> [Written request]:
Copy the listing verbatim, excluding any images found in it.

> [Task data]:
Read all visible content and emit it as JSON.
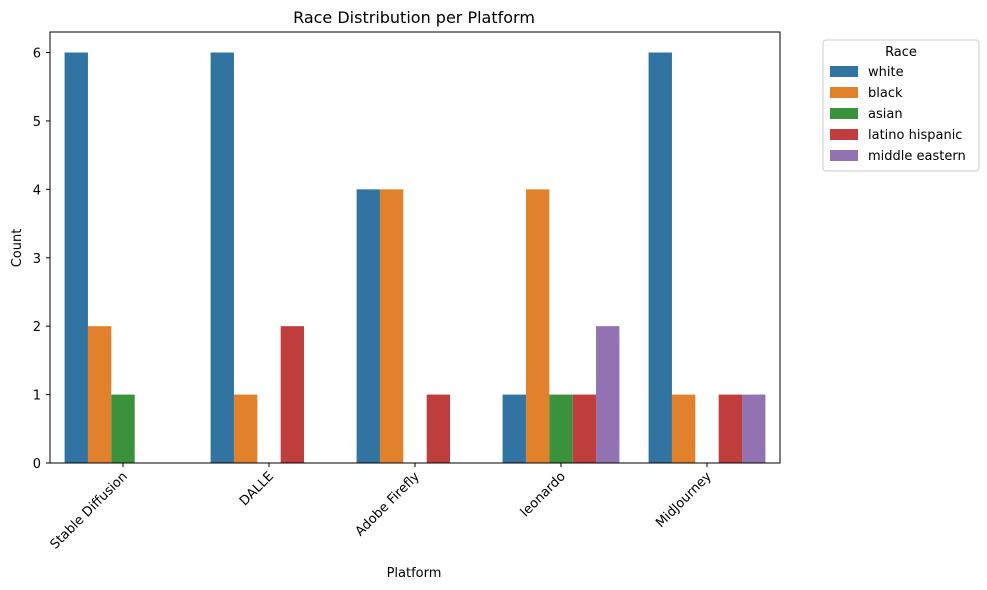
{
  "chart_data": {
    "type": "bar",
    "title": "Race Distribution per Platform",
    "xlabel": "Platform",
    "ylabel": "Count",
    "categories": [
      "Stable Diffusion",
      "DALLE",
      "Adobe Firefly",
      "leonardo",
      "MidJourney"
    ],
    "ylim": [
      0,
      6.3
    ],
    "yticks": [
      0,
      1,
      2,
      3,
      4,
      5,
      6
    ],
    "grid": false,
    "legend": {
      "title": "Race",
      "placement": "outside-top-right"
    },
    "series": [
      {
        "name": "white",
        "color": "#3274a1",
        "values": [
          6,
          6,
          4,
          1,
          6
        ]
      },
      {
        "name": "black",
        "color": "#e1812c",
        "values": [
          2,
          1,
          4,
          4,
          1
        ]
      },
      {
        "name": "asian",
        "color": "#3a923a",
        "values": [
          1,
          0,
          0,
          1,
          0
        ]
      },
      {
        "name": "latino hispanic",
        "color": "#c03d3e",
        "values": [
          0,
          2,
          1,
          1,
          1
        ]
      },
      {
        "name": "middle eastern",
        "color": "#9372b2",
        "values": [
          0,
          0,
          0,
          2,
          1
        ]
      }
    ]
  }
}
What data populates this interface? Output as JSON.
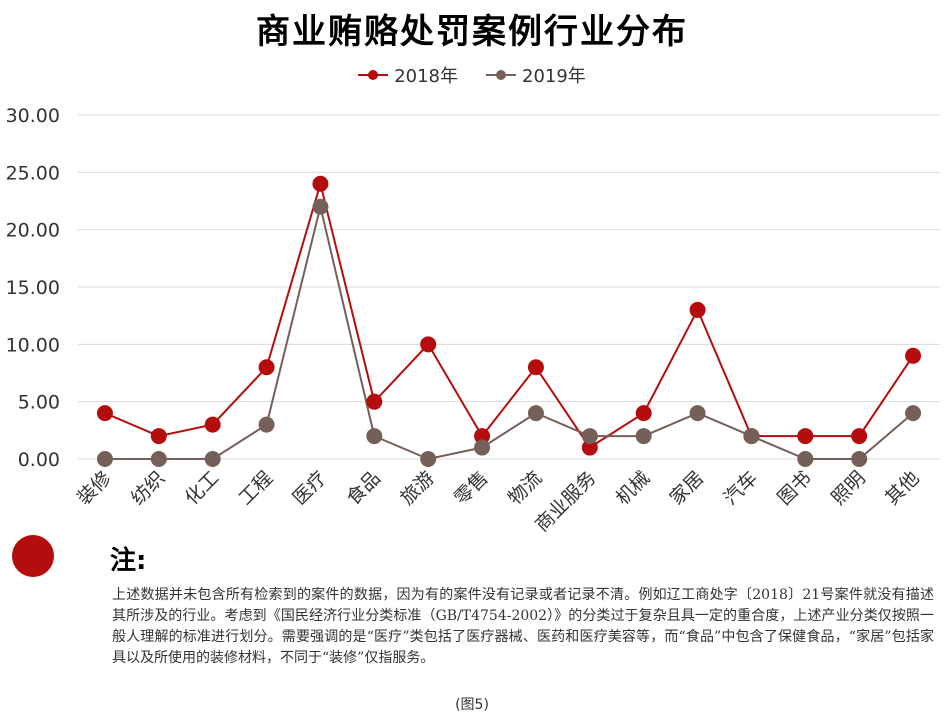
{
  "chart_data": {
    "type": "line",
    "title": "商业贿赂处罚案例行业分布",
    "categories": [
      "装修",
      "纺织",
      "化工",
      "工程",
      "医疗",
      "食品",
      "旅游",
      "零售",
      "物流",
      "商业服务",
      "机械",
      "家居",
      "汽车",
      "图书",
      "照明",
      "其他"
    ],
    "series": [
      {
        "name": "2018年",
        "color": "#b50d0d",
        "values": [
          4,
          2,
          3,
          8,
          24,
          5,
          10,
          2,
          8,
          1,
          4,
          13,
          2,
          2,
          2,
          9
        ]
      },
      {
        "name": "2019年",
        "color": "#756059",
        "values": [
          0,
          0,
          0,
          3,
          22,
          2,
          0,
          1,
          4,
          2,
          2,
          4,
          2,
          0,
          0,
          4
        ]
      }
    ],
    "ylim": [
      0,
      30
    ],
    "yticks": [
      "0.00",
      "5.00",
      "10.00",
      "15.00",
      "20.00",
      "25.00",
      "30.00"
    ],
    "grid": true,
    "legend_position": "top-center",
    "xlabel": "",
    "ylabel": ""
  },
  "note": {
    "heading": "注:",
    "text": "上述数据并未包含所有检索到的案件的数据，因为有的案件没有记录或者记录不清。例如辽工商处字〔2018〕21号案件就没有描述其所涉及的行业。考虑到《国民经济行业分类标准（GB/T4754-2002）》的分类过于复杂且具一定的重合度，上述产业分类仅按照一般人理解的标准进行划分。需要强调的是“医疗”类包括了医疗器械、医药和医疗美容等，而“食品”中包含了保健食品，“家居”包括家具以及所使用的装修材料，不同于“装修”仅指服务。"
  },
  "figure_label": "(图5)"
}
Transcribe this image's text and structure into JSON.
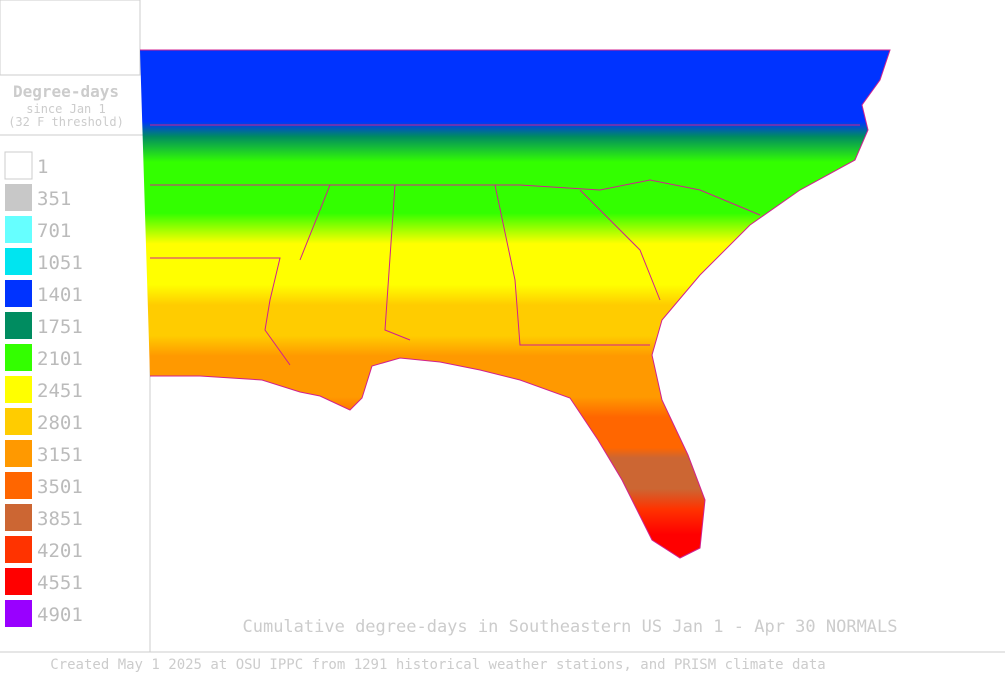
{
  "legend": {
    "title": "Degree-days",
    "subtitle": "since Jan 1",
    "threshold": "(32 F threshold)",
    "items": [
      {
        "label": "1",
        "color": "#ffffff"
      },
      {
        "label": "351",
        "color": "#c8c8c8"
      },
      {
        "label": "701",
        "color": "#66ffff"
      },
      {
        "label": "1051",
        "color": "#00e5f0"
      },
      {
        "label": "1401",
        "color": "#0033ff"
      },
      {
        "label": "1751",
        "color": "#008c60"
      },
      {
        "label": "2101",
        "color": "#33ff00"
      },
      {
        "label": "2451",
        "color": "#ffff00"
      },
      {
        "label": "2801",
        "color": "#ffcc00"
      },
      {
        "label": "3151",
        "color": "#ff9900"
      },
      {
        "label": "3501",
        "color": "#ff6600"
      },
      {
        "label": "3851",
        "color": "#cc6633"
      },
      {
        "label": "4201",
        "color": "#ff3300"
      },
      {
        "label": "4551",
        "color": "#ff0000"
      },
      {
        "label": "4901",
        "color": "#9900ff"
      }
    ]
  },
  "map": {
    "title": "Cumulative degree-days in Southeastern US Jan 1 - Apr 30 NORMALS"
  },
  "footer": "Created May 1 2025 at OSU IPPC from 1291 historical weather stations, and PRISM climate data"
}
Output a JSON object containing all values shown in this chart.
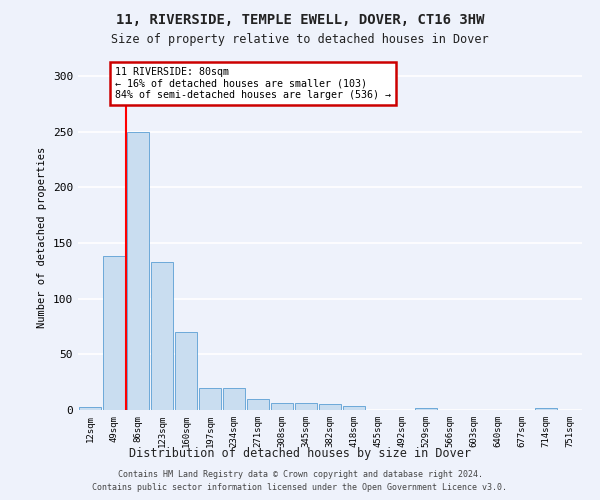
{
  "title": "11, RIVERSIDE, TEMPLE EWELL, DOVER, CT16 3HW",
  "subtitle": "Size of property relative to detached houses in Dover",
  "xlabel": "Distribution of detached houses by size in Dover",
  "ylabel": "Number of detached properties",
  "categories": [
    "12sqm",
    "49sqm",
    "86sqm",
    "123sqm",
    "160sqm",
    "197sqm",
    "234sqm",
    "271sqm",
    "308sqm",
    "345sqm",
    "382sqm",
    "418sqm",
    "455sqm",
    "492sqm",
    "529sqm",
    "566sqm",
    "603sqm",
    "640sqm",
    "677sqm",
    "714sqm",
    "751sqm"
  ],
  "values": [
    3,
    138,
    250,
    133,
    70,
    20,
    20,
    10,
    6,
    6,
    5,
    4,
    0,
    0,
    2,
    0,
    0,
    0,
    0,
    2,
    0
  ],
  "bar_color": "#c9ddf0",
  "bar_edge_color": "#5a9fd4",
  "red_line_x": 1.5,
  "annotation_text": "11 RIVERSIDE: 80sqm\n← 16% of detached houses are smaller (103)\n84% of semi-detached houses are larger (536) →",
  "annotation_box_color": "#ffffff",
  "annotation_box_edge_color": "#cc0000",
  "background_color": "#eef2fb",
  "grid_color": "#ffffff",
  "ylim": [
    0,
    310
  ],
  "yticks": [
    0,
    50,
    100,
    150,
    200,
    250,
    300
  ],
  "footer_line1": "Contains HM Land Registry data © Crown copyright and database right 2024.",
  "footer_line2": "Contains public sector information licensed under the Open Government Licence v3.0."
}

> [Exercise answer]:
Read all visible content and emit it as JSON.
{
  "chart_data": {
    "type": "bar",
    "title": "Race Distribution per Platform",
    "xlabel": "Platform",
    "ylabel": "Count",
    "categories": [
      "Stable Diffusion",
      "DALLE",
      "Adobe Firefly",
      "leonardo",
      "MidJourney"
    ],
    "ylim": [
      0,
      6.3
    ],
    "yticks": [
      0,
      1,
      2,
      3,
      4,
      5,
      6
    ],
    "grid": false,
    "legend": {
      "title": "Race",
      "placement": "outside-top-right"
    },
    "series": [
      {
        "name": "white",
        "color": "#3274a1",
        "values": [
          6,
          6,
          4,
          1,
          6
        ]
      },
      {
        "name": "black",
        "color": "#e1812c",
        "values": [
          2,
          1,
          4,
          4,
          1
        ]
      },
      {
        "name": "asian",
        "color": "#3a923a",
        "values": [
          1,
          0,
          0,
          1,
          0
        ]
      },
      {
        "name": "latino hispanic",
        "color": "#c03d3e",
        "values": [
          0,
          2,
          1,
          1,
          1
        ]
      },
      {
        "name": "middle eastern",
        "color": "#9372b2",
        "values": [
          0,
          0,
          0,
          2,
          1
        ]
      }
    ]
  }
}
What data populates this interface? Output as JSON.
{
  "chart_data": {
    "type": "line",
    "title": "商业贿赂处罚案例行业分布",
    "categories": [
      "装修",
      "纺织",
      "化工",
      "工程",
      "医疗",
      "食品",
      "旅游",
      "零售",
      "物流",
      "商业服务",
      "机械",
      "家居",
      "汽车",
      "图书",
      "照明",
      "其他"
    ],
    "series": [
      {
        "name": "2018年",
        "color": "#b50d0d",
        "values": [
          4,
          2,
          3,
          8,
          24,
          5,
          10,
          2,
          8,
          1,
          4,
          13,
          2,
          2,
          2,
          9
        ]
      },
      {
        "name": "2019年",
        "color": "#756059",
        "values": [
          0,
          0,
          0,
          3,
          22,
          2,
          0,
          1,
          4,
          2,
          2,
          4,
          2,
          0,
          0,
          4
        ]
      }
    ],
    "ylim": [
      0,
      30
    ],
    "yticks": [
      "0.00",
      "5.00",
      "10.00",
      "15.00",
      "20.00",
      "25.00",
      "30.00"
    ],
    "grid": true,
    "legend_position": "top-center",
    "xlabel": "",
    "ylabel": ""
  },
  "note": {
    "heading": "注:",
    "text": "上述数据并未包含所有检索到的案件的数据，因为有的案件没有记录或者记录不清。例如辽工商处字〔2018〕21号案件就没有描述其所涉及的行业。考虑到《国民经济行业分类标准（GB/T4754-2002）》的分类过于复杂且具一定的重合度，上述产业分类仅按照一般人理解的标准进行划分。需要强调的是“医疗”类包括了医疗器械、医药和医疗美容等，而“食品”中包含了保健食品，“家居”包括家具以及所使用的装修材料，不同于“装修”仅指服务。"
  },
  "figure_label": "(图5)"
}
Transcribe this image's text and structure into JSON.
{
  "legend": {
    "title": "Degree-days",
    "subtitle": "since Jan 1",
    "threshold": "(32 F threshold)",
    "items": [
      {
        "label": "1",
        "color": "#ffffff"
      },
      {
        "label": "351",
        "color": "#c8c8c8"
      },
      {
        "label": "701",
        "color": "#66ffff"
      },
      {
        "label": "1051",
        "color": "#00e5f0"
      },
      {
        "label": "1401",
        "color": "#0033ff"
      },
      {
        "label": "1751",
        "color": "#008c60"
      },
      {
        "label": "2101",
        "color": "#33ff00"
      },
      {
        "label": "2451",
        "color": "#ffff00"
      },
      {
        "label": "2801",
        "color": "#ffcc00"
      },
      {
        "label": "3151",
        "color": "#ff9900"
      },
      {
        "label": "3501",
        "color": "#ff6600"
      },
      {
        "label": "3851",
        "color": "#cc6633"
      },
      {
        "label": "4201",
        "color": "#ff3300"
      },
      {
        "label": "4551",
        "color": "#ff0000"
      },
      {
        "label": "4901",
        "color": "#9900ff"
      }
    ]
  },
  "map": {
    "title": "Cumulative degree-days in Southeastern US Jan 1 - Apr 30 NORMALS"
  },
  "footer": "Created May 1 2025 at OSU IPPC from 1291 historical weather stations, and PRISM climate data"
}
Output a JSON object containing all values shown in this chart.
{
  "title": "11, RIVERSIDE, TEMPLE EWELL, DOVER, CT16 3HW",
  "subtitle": "Size of property relative to detached houses in Dover",
  "xlabel": "Distribution of detached houses by size in Dover",
  "ylabel": "Number of detached properties",
  "categories": [
    "12sqm",
    "49sqm",
    "86sqm",
    "123sqm",
    "160sqm",
    "197sqm",
    "234sqm",
    "271sqm",
    "308sqm",
    "345sqm",
    "382sqm",
    "418sqm",
    "455sqm",
    "492sqm",
    "529sqm",
    "566sqm",
    "603sqm",
    "640sqm",
    "677sqm",
    "714sqm",
    "751sqm"
  ],
  "values": [
    3,
    138,
    250,
    133,
    70,
    20,
    20,
    10,
    6,
    6,
    5,
    4,
    0,
    0,
    2,
    0,
    0,
    0,
    0,
    2,
    0
  ],
  "bar_color": "#c9ddf0",
  "bar_edge_color": "#5a9fd4",
  "red_line_x": 1.5,
  "annotation_text": "11 RIVERSIDE: 80sqm\n← 16% of detached houses are smaller (103)\n84% of semi-detached houses are larger (536) →",
  "annotation_box_color": "#ffffff",
  "annotation_box_edge_color": "#cc0000",
  "background_color": "#eef2fb",
  "grid_color": "#ffffff",
  "ylim": [
    0,
    310
  ],
  "yticks": [
    0,
    50,
    100,
    150,
    200,
    250,
    300
  ],
  "footer_line1": "Contains HM Land Registry data © Crown copyright and database right 2024.",
  "footer_line2": "Contains public sector information licensed under the Open Government Licence v3.0."
}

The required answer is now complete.